═══ Records for processing ═══
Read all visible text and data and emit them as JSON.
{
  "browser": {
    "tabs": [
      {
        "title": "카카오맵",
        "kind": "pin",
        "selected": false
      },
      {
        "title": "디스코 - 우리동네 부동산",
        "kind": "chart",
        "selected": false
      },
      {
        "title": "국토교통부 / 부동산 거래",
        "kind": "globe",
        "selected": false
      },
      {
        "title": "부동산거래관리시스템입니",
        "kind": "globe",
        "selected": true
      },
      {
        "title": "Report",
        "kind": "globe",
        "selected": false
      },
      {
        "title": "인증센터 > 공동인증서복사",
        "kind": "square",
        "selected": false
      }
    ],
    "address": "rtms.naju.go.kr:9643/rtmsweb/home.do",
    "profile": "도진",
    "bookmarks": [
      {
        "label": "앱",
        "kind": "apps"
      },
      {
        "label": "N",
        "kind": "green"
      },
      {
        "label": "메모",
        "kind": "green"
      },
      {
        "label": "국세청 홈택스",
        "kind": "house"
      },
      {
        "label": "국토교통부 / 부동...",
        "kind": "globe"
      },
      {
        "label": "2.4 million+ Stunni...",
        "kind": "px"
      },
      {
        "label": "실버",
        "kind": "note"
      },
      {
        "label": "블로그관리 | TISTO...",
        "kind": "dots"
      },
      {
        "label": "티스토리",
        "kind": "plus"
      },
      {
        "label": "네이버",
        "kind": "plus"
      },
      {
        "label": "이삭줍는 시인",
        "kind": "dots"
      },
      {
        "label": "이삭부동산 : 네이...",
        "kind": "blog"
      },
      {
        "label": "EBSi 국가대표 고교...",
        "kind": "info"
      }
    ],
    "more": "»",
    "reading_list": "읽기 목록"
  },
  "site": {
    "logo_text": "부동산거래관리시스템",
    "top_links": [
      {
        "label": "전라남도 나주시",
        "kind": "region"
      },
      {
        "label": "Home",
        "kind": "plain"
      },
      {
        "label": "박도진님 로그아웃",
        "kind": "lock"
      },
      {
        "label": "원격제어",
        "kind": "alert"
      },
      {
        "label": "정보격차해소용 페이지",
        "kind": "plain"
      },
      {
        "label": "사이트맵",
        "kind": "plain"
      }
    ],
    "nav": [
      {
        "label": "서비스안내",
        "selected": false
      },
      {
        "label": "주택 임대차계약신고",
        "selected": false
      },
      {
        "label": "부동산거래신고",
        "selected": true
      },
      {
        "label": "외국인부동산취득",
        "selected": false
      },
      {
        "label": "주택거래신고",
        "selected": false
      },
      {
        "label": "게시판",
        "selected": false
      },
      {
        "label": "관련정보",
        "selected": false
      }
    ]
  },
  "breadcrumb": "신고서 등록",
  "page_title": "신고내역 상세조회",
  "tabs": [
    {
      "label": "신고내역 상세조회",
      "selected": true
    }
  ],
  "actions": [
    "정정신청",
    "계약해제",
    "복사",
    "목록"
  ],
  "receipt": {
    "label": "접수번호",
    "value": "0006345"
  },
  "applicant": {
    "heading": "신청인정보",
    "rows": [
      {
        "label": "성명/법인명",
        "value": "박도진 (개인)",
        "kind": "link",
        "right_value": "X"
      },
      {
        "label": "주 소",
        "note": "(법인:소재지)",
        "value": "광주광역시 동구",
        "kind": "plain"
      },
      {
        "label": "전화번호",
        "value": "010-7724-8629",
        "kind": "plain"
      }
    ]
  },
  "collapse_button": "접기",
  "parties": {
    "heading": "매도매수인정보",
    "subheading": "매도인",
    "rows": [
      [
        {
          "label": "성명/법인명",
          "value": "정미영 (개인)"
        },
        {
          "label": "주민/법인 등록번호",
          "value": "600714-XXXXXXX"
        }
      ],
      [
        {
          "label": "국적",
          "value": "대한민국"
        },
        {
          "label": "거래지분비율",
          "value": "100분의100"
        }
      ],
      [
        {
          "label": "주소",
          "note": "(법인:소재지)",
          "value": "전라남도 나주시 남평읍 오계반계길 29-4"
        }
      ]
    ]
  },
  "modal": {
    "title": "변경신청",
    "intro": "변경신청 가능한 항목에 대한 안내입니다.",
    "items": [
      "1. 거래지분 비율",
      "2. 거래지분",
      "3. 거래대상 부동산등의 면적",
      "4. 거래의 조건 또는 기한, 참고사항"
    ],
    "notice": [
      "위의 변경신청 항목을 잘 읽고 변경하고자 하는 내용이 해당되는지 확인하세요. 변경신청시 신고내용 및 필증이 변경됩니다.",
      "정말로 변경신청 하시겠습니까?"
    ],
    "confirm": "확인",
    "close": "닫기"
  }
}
═══
▸ **Given instruction**: Find how many lines in the listing contain the word "신고내역" and give that count alone.

▸ **Output below**: 2